Problem details |
Leaving the pictures aside, transcribe every line below exactly.

Information shown |
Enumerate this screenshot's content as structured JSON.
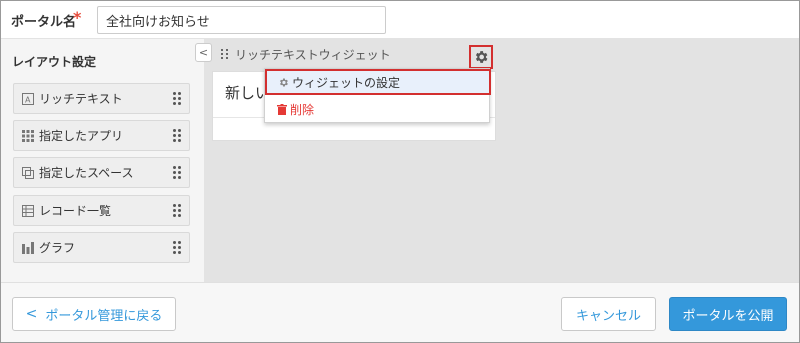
{
  "header": {
    "portal_name_label": "ポータル名",
    "required_mark": "*",
    "portal_name_value": "全社向けお知らせ"
  },
  "sidebar": {
    "title": "レイアウト設定",
    "collapse_glyph": "<",
    "items": [
      {
        "label": "リッチテキスト",
        "icon": "rich-text-icon"
      },
      {
        "label": "指定したアプリ",
        "icon": "app-grid-icon"
      },
      {
        "label": "指定したスペース",
        "icon": "space-icon"
      },
      {
        "label": "レコード一覧",
        "icon": "table-icon"
      },
      {
        "label": "グラフ",
        "icon": "graph-icon"
      }
    ]
  },
  "canvas": {
    "widget": {
      "title": "リッチテキストウィジェット",
      "body_text": "新しい"
    },
    "menu": {
      "settings_label": "ウィジェットの設定",
      "delete_label": "削除"
    }
  },
  "footer": {
    "back_label": "ポータル管理に戻る",
    "back_glyph": "<",
    "cancel_label": "キャンセル",
    "publish_label": "ポータルを公開"
  },
  "colors": {
    "accent": "#3498db",
    "highlight_red": "#d32f2f",
    "delete_red": "#e53935",
    "sidebar_bg": "#f5f5f5",
    "canvas_bg": "#e3e3e3"
  }
}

Solved exercise |
Enumerate this screenshot's content as structured JSON.
{
  "header": {
    "portal_name_label": "ポータル名",
    "required_mark": "*",
    "portal_name_value": "全社向けお知らせ"
  },
  "sidebar": {
    "title": "レイアウト設定",
    "collapse_glyph": "<",
    "items": [
      {
        "label": "リッチテキスト",
        "icon": "rich-text-icon"
      },
      {
        "label": "指定したアプリ",
        "icon": "app-grid-icon"
      },
      {
        "label": "指定したスペース",
        "icon": "space-icon"
      },
      {
        "label": "レコード一覧",
        "icon": "table-icon"
      },
      {
        "label": "グラフ",
        "icon": "graph-icon"
      }
    ]
  },
  "canvas": {
    "widget": {
      "title": "リッチテキストウィジェット",
      "body_text": "新しい"
    },
    "menu": {
      "settings_label": "ウィジェットの設定",
      "delete_label": "削除"
    }
  },
  "footer": {
    "back_label": "ポータル管理に戻る",
    "back_glyph": "<",
    "cancel_label": "キャンセル",
    "publish_label": "ポータルを公開"
  },
  "colors": {
    "accent": "#3498db",
    "highlight_red": "#d32f2f",
    "delete_red": "#e53935",
    "sidebar_bg": "#f5f5f5",
    "canvas_bg": "#e3e3e3"
  }
}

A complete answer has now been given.